Required task » Here are some records. Copy each one exactly.
>> BEGIN Dataset rows
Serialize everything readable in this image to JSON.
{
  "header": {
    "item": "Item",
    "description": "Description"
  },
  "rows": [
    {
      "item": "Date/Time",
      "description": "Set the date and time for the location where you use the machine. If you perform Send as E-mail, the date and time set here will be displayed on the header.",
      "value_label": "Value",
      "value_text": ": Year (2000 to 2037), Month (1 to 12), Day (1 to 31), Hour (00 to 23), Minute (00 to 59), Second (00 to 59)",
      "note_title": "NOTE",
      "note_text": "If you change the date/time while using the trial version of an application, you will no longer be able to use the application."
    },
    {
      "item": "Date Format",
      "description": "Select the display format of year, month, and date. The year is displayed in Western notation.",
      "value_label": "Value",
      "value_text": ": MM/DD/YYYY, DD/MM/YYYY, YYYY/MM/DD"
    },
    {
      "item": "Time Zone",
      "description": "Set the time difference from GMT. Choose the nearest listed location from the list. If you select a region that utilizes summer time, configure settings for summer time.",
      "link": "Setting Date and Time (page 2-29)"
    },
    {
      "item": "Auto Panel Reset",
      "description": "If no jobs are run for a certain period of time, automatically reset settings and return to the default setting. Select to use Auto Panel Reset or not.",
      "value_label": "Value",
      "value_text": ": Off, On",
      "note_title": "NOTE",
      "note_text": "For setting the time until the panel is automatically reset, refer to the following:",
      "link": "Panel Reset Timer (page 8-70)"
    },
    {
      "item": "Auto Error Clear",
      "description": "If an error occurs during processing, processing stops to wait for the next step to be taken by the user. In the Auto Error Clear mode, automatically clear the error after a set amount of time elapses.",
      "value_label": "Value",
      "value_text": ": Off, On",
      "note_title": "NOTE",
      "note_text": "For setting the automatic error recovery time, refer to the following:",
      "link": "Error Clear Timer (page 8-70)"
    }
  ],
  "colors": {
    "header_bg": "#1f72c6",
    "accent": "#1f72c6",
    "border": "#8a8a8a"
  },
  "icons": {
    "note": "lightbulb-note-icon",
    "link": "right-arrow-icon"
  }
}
>> END Dataset rows
Reply »
Serialize everything readable in this image to JSON.
{
  "header": {
    "item": "Item",
    "description": "Description"
  },
  "rows": [
    {
      "item": "Date/Time",
      "description": "Set the date and time for the location where you use the machine. If you perform Send as E-mail, the date and time set here will be displayed on the header.",
      "value_label": "Value",
      "value_text": ": Year (2000 to 2037), Month (1 to 12), Day (1 to 31), Hour (00 to 23), Minute (00 to 59), Second (00 to 59)",
      "note_title": "NOTE",
      "note_text": "If you change the date/time while using the trial version of an application, you will no longer be able to use the application."
    },
    {
      "item": "Date Format",
      "description": "Select the display format of year, month, and date. The year is displayed in Western notation.",
      "value_label": "Value",
      "value_text": ": MM/DD/YYYY, DD/MM/YYYY, YYYY/MM/DD"
    },
    {
      "item": "Time Zone",
      "description": "Set the time difference from GMT. Choose the nearest listed location from the list. If you select a region that utilizes summer time, configure settings for summer time.",
      "link": "Setting Date and Time (page 2-29)"
    },
    {
      "item": "Auto Panel Reset",
      "description": "If no jobs are run for a certain period of time, automatically reset settings and return to the default setting. Select to use Auto Panel Reset or not.",
      "value_label": "Value",
      "value_text": ": Off, On",
      "note_title": "NOTE",
      "note_text": "For setting the time until the panel is automatically reset, refer to the following:",
      "link": "Panel Reset Timer (page 8-70)"
    },
    {
      "item": "Auto Error Clear",
      "description": "If an error occurs during processing, processing stops to wait for the next step to be taken by the user. In the Auto Error Clear mode, automatically clear the error after a set amount of time elapses.",
      "value_label": "Value",
      "value_text": ": Off, On",
      "note_title": "NOTE",
      "note_text": "For setting the automatic error recovery time, refer to the following:",
      "link": "Error Clear Timer (page 8-70)"
    }
  ],
  "colors": {
    "header_bg": "#1f72c6",
    "accent": "#1f72c6",
    "border": "#8a8a8a"
  },
  "icons": {
    "note": "lightbulb-note-icon",
    "link": "right-arrow-icon"
  }
}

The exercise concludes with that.